REQUIREMENTS:
Identify each line below containing the string "this" and copy it.

Recorded data:
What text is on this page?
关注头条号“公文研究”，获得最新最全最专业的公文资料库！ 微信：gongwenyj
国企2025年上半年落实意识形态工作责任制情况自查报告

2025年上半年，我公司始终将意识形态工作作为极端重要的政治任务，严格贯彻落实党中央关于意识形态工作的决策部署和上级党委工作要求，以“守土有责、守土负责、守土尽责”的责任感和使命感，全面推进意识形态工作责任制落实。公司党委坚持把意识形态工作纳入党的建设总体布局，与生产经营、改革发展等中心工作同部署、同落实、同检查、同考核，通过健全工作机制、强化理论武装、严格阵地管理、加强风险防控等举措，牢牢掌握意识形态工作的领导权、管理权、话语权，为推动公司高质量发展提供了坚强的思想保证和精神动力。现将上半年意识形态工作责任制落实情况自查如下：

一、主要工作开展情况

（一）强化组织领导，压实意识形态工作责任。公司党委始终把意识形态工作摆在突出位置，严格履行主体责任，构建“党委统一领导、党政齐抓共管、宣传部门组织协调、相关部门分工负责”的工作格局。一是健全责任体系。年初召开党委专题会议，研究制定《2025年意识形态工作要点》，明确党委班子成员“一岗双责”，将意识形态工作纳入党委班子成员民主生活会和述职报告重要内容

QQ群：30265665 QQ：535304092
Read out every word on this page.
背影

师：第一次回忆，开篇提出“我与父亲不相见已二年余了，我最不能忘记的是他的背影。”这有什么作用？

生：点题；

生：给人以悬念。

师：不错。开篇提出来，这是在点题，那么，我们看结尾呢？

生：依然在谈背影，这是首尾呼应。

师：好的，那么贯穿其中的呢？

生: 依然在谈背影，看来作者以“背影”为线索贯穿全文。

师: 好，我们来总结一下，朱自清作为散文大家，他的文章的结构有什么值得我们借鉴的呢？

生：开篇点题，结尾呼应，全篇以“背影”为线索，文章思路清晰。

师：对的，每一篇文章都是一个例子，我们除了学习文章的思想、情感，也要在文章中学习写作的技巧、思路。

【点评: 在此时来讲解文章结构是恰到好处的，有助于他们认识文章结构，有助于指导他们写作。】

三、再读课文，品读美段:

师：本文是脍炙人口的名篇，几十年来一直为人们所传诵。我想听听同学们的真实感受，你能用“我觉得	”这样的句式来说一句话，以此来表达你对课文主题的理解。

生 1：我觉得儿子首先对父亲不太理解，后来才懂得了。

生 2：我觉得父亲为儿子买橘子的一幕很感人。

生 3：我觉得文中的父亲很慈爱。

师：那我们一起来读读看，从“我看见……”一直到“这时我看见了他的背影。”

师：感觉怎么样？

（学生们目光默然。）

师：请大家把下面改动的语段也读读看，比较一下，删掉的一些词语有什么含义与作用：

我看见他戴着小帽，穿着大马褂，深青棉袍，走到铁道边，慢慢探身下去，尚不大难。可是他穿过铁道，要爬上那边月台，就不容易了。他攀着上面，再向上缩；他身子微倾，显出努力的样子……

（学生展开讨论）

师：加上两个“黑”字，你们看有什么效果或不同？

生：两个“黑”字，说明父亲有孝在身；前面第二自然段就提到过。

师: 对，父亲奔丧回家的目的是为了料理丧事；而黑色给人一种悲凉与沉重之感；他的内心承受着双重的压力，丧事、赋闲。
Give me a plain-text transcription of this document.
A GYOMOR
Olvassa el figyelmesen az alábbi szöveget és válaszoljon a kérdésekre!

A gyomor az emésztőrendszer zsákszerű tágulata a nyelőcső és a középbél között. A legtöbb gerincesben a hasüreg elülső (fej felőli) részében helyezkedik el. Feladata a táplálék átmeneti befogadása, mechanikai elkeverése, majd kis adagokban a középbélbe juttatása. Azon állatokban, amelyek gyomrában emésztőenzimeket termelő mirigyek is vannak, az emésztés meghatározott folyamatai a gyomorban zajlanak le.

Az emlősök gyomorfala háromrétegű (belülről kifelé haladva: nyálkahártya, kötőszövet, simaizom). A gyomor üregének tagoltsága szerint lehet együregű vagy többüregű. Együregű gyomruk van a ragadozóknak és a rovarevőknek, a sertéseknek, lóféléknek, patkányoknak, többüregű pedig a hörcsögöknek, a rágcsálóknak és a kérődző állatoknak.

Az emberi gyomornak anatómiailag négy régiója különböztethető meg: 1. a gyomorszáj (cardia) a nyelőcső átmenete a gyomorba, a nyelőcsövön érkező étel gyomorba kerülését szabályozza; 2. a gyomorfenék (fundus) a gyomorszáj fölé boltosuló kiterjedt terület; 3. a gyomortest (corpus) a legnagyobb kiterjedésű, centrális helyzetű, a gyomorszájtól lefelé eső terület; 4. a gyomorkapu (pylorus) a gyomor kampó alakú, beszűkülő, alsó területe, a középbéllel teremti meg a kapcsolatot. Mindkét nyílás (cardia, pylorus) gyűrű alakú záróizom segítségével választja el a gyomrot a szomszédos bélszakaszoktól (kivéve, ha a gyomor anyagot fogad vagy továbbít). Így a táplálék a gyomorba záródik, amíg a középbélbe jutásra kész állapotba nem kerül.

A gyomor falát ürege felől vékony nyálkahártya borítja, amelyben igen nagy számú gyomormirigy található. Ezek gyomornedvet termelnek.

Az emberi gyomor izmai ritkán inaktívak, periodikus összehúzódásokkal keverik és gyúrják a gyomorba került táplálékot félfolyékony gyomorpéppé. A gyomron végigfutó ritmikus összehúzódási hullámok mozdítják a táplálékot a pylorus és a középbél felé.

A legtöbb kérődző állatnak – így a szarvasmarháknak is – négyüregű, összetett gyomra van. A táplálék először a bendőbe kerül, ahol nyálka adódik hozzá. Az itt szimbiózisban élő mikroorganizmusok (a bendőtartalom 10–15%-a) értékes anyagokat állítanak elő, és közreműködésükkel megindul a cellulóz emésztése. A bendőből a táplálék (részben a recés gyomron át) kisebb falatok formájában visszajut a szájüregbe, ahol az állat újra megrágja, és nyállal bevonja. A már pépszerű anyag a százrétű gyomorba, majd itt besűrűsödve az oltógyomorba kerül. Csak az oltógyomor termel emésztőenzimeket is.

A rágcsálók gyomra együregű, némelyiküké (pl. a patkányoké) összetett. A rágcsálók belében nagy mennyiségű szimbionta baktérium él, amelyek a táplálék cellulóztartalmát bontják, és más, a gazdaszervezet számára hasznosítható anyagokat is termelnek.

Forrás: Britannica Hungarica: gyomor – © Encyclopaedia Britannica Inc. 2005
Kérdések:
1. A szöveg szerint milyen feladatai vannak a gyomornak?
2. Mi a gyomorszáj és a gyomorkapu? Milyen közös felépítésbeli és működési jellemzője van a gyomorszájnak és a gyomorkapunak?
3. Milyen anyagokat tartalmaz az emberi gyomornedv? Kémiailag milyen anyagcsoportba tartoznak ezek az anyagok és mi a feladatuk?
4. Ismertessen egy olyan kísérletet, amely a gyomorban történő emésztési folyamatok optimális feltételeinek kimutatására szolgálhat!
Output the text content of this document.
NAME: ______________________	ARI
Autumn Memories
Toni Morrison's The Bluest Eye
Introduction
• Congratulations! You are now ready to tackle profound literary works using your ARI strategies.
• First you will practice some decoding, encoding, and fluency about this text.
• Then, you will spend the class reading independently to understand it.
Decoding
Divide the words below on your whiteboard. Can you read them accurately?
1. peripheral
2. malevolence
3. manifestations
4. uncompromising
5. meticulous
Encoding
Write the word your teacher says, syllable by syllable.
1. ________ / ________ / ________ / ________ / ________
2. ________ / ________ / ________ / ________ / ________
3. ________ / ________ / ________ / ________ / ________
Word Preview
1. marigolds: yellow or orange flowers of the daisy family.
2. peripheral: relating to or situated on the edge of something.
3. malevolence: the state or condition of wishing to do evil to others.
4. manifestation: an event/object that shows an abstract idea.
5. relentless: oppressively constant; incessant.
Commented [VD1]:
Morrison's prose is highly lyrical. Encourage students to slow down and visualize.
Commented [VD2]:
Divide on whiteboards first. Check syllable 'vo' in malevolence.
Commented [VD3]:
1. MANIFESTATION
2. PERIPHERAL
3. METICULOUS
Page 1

EXERCISE RESULT:
What text is on this page?
Read out every word on this page.
Give me a plain-text transcription of this document.
Output the text content of this document.
• First you will practice some decoding, encoding, and fluency about this text.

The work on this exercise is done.